*Aim:* Below are records; count the lines in them that hold "Banco" and give only the count.

*Data for this exercise:*
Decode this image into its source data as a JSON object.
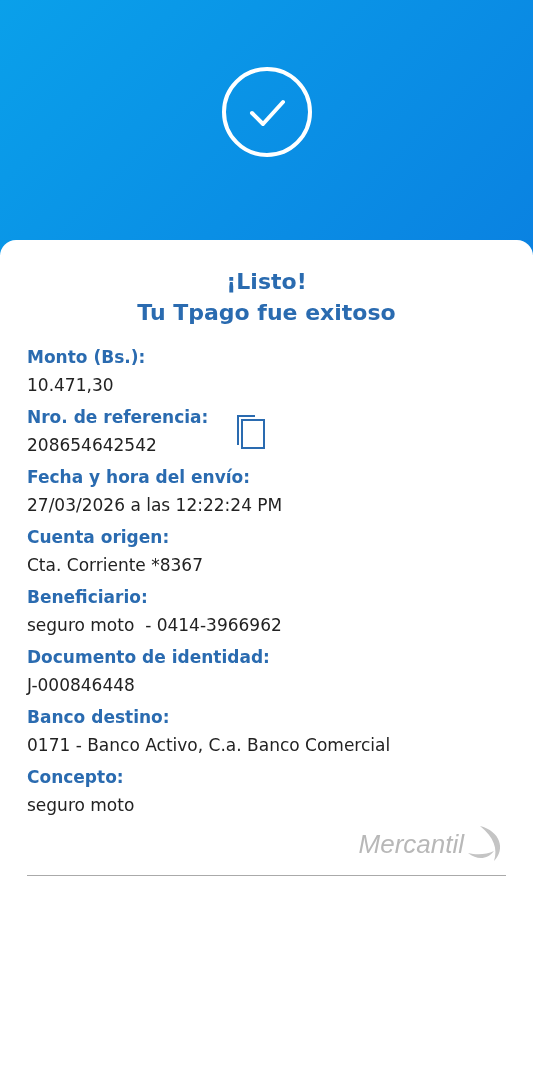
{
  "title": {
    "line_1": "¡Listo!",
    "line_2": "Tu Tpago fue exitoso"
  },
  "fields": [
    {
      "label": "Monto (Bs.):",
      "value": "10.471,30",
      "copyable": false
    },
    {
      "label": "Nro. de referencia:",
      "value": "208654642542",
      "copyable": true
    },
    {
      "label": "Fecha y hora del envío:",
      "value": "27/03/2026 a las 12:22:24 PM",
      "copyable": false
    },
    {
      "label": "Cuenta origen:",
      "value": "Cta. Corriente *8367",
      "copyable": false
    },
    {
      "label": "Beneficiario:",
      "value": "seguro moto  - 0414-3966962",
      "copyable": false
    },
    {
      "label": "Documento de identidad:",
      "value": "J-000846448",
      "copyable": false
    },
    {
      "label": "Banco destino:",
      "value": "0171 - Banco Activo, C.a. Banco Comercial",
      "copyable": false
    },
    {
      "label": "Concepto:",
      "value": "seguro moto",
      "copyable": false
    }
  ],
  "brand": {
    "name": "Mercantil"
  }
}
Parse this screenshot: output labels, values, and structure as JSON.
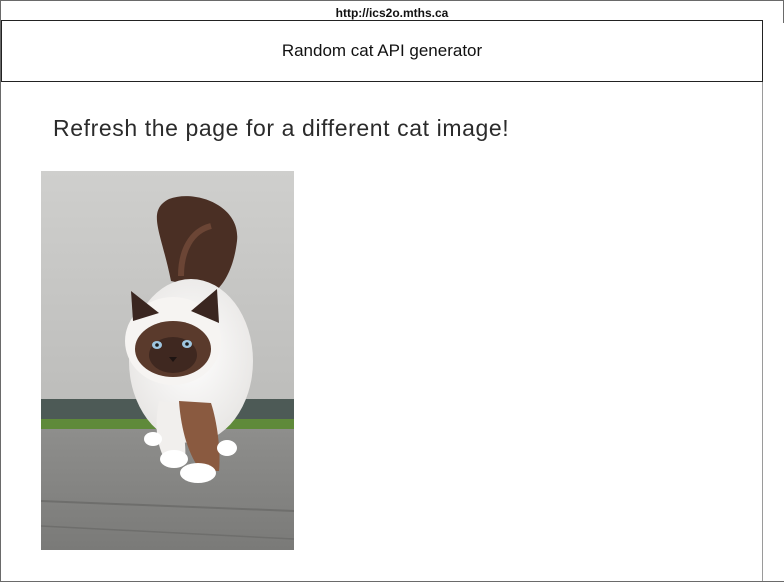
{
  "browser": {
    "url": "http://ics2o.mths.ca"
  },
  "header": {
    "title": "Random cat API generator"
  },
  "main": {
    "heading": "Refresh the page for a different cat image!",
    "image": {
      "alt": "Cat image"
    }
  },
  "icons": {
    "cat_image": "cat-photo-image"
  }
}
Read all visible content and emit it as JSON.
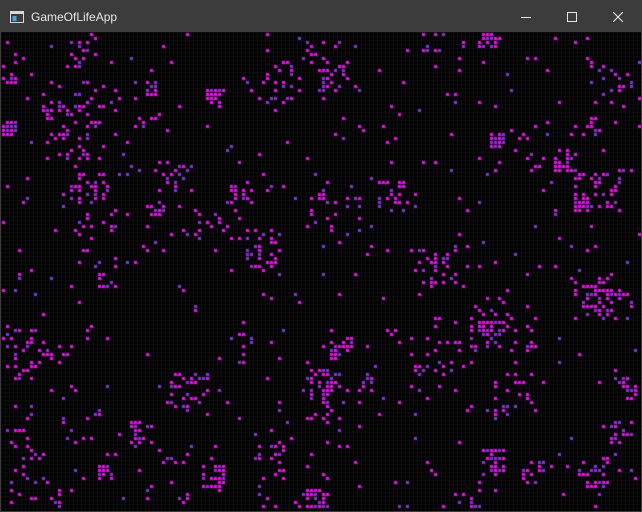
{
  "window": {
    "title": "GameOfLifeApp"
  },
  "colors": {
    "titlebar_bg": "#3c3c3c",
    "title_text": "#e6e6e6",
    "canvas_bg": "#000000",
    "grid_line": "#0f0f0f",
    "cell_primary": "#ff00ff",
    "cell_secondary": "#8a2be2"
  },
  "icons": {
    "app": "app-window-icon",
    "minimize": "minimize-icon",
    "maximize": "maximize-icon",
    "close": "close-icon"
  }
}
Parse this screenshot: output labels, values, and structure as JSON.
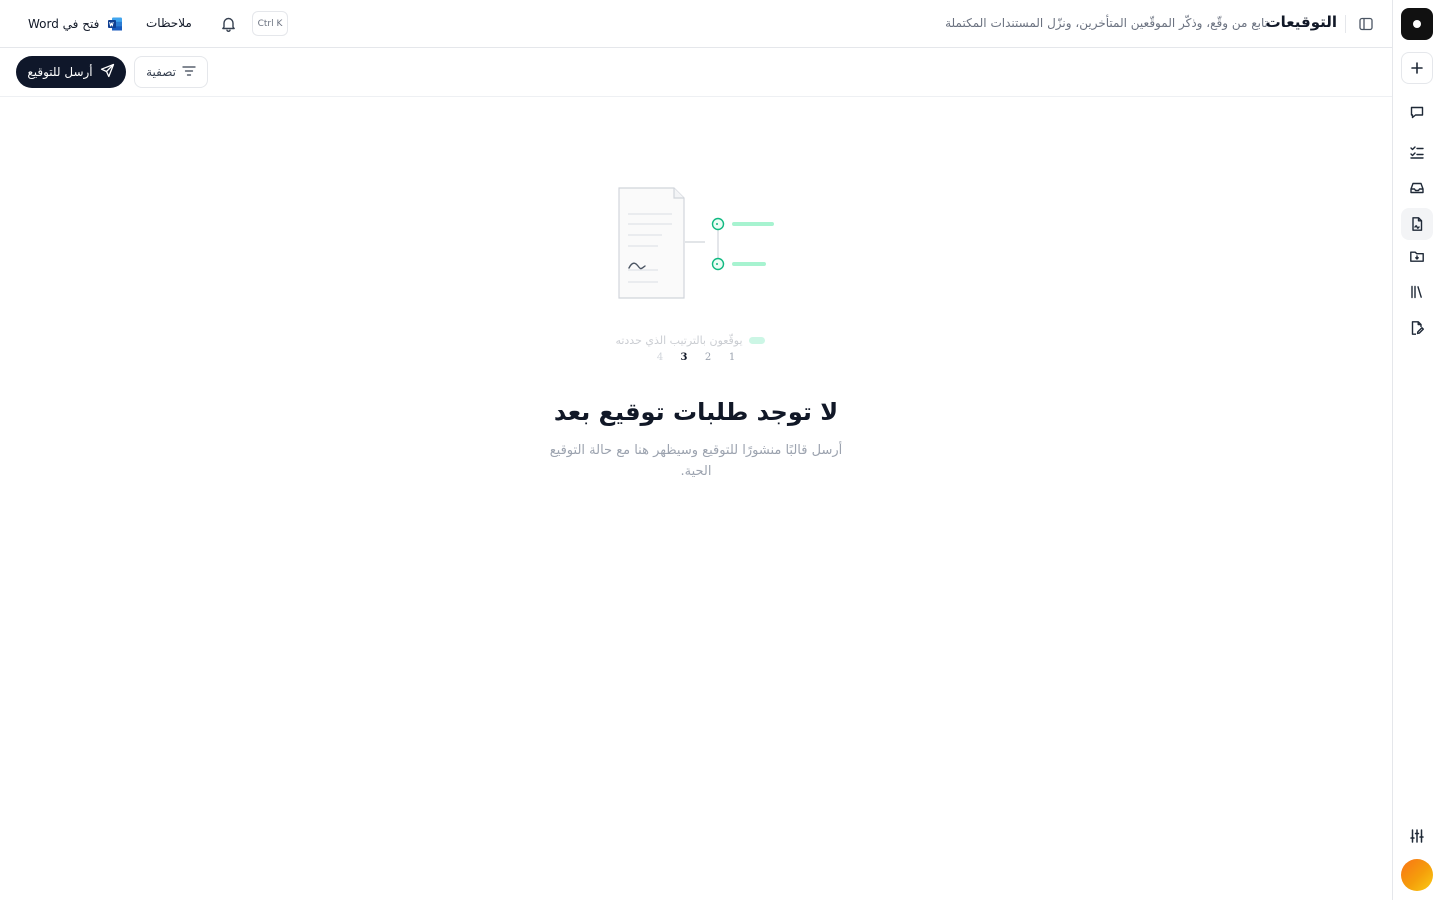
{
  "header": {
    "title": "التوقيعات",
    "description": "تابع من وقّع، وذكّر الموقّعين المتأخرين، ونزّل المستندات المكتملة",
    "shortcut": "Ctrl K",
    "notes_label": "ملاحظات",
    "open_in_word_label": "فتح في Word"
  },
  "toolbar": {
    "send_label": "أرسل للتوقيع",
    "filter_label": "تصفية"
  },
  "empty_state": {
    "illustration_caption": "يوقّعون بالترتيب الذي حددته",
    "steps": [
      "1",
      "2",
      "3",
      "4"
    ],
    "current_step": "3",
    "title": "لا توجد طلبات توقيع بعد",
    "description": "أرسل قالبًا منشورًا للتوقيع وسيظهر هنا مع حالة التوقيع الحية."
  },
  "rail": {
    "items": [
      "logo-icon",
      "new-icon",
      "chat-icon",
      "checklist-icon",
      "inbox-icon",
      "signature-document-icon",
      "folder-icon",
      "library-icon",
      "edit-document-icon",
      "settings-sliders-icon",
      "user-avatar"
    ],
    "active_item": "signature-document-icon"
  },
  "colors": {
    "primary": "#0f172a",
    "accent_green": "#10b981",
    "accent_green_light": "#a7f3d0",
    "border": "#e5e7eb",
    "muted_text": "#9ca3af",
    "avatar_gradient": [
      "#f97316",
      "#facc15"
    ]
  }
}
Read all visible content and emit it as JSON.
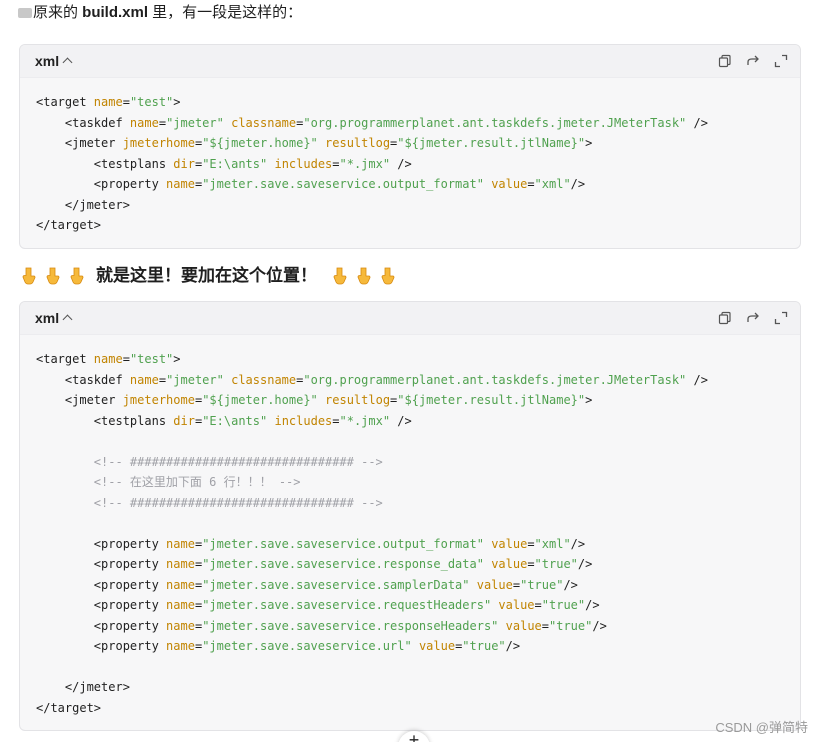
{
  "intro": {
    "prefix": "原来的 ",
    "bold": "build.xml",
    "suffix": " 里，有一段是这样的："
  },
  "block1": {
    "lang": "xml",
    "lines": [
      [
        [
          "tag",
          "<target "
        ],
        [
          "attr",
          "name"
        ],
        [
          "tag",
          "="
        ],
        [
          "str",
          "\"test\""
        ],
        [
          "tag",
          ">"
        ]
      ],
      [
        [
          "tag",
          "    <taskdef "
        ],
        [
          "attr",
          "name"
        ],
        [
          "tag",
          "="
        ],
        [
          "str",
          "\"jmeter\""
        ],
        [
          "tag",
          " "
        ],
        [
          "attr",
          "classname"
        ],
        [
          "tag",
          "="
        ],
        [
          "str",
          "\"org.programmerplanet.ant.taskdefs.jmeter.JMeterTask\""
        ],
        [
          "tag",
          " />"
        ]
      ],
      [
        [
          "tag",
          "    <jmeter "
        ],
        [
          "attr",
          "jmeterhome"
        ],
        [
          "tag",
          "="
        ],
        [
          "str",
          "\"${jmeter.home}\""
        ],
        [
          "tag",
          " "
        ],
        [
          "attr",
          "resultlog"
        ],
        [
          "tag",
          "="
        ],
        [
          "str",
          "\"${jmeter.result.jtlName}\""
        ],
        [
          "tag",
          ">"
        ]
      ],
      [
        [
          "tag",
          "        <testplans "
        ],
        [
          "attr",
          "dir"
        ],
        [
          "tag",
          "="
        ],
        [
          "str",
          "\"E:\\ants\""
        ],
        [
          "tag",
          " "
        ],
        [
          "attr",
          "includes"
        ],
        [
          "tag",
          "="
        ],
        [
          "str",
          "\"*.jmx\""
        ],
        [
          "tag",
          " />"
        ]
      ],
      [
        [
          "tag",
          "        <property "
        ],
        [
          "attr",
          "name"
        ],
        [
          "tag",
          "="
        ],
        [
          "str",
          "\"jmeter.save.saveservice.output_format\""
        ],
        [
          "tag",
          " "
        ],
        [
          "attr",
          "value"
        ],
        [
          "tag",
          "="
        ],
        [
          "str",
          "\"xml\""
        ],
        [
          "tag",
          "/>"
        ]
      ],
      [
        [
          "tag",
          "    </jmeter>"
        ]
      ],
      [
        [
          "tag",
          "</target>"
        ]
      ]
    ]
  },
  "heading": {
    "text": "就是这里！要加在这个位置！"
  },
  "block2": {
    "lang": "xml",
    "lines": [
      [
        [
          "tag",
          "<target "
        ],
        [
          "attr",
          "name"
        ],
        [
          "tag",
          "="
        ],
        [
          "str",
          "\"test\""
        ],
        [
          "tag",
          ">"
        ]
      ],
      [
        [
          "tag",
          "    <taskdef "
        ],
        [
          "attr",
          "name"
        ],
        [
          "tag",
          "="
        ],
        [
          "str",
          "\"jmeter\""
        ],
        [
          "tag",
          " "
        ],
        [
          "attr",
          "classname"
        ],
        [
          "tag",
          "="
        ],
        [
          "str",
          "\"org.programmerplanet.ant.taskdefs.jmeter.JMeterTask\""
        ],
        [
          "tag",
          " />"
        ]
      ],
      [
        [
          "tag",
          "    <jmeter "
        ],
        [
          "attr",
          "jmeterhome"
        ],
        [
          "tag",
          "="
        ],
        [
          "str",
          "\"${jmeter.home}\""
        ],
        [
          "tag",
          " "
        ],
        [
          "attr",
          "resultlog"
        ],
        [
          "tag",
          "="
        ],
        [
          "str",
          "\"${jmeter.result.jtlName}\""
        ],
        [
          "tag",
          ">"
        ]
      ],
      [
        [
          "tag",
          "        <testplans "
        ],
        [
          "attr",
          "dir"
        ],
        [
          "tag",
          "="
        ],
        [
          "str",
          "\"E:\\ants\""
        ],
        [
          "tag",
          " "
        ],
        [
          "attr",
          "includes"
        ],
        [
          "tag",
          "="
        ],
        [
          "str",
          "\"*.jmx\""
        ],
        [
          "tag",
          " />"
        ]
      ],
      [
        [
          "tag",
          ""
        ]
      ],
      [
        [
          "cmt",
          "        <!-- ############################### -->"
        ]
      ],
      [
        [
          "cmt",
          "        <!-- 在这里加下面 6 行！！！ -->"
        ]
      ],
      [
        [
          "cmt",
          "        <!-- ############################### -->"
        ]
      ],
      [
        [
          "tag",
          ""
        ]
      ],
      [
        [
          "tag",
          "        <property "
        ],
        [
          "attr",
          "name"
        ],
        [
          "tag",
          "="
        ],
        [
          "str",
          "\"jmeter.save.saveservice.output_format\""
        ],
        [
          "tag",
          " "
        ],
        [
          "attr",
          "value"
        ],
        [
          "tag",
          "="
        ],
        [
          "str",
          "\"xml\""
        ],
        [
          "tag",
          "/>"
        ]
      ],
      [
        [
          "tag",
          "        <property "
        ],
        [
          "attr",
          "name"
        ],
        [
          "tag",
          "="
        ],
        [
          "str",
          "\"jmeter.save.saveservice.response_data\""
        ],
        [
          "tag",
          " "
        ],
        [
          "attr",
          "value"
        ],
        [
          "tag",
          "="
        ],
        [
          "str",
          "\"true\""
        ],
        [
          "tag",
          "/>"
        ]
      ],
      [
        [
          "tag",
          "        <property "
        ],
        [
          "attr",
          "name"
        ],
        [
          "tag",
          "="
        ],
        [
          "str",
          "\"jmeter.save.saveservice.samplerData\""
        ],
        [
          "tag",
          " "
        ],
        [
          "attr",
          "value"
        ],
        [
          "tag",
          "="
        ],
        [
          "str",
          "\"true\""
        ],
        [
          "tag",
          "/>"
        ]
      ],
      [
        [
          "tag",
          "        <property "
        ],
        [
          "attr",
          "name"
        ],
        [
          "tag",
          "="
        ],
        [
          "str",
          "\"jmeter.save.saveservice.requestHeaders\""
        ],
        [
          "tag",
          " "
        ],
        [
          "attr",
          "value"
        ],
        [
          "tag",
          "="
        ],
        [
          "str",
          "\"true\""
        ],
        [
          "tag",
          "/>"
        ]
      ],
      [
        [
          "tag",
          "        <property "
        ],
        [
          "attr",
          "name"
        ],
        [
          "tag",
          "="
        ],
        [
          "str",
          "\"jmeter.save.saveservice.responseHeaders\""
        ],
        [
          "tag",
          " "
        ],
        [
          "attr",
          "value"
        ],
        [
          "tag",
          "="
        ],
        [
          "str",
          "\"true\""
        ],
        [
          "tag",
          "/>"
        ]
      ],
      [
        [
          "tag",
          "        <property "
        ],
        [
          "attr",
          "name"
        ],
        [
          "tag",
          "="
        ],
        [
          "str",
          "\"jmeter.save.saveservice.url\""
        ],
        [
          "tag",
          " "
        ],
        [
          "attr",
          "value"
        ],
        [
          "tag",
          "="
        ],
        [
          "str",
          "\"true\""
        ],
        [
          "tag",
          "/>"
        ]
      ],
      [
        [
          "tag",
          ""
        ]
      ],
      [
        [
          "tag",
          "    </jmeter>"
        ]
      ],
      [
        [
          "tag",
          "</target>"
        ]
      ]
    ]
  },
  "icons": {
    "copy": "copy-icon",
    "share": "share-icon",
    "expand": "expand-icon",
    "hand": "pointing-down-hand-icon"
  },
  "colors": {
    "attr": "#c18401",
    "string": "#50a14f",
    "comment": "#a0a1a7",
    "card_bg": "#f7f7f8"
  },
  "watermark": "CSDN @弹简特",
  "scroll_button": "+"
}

*Answer for the task:* 2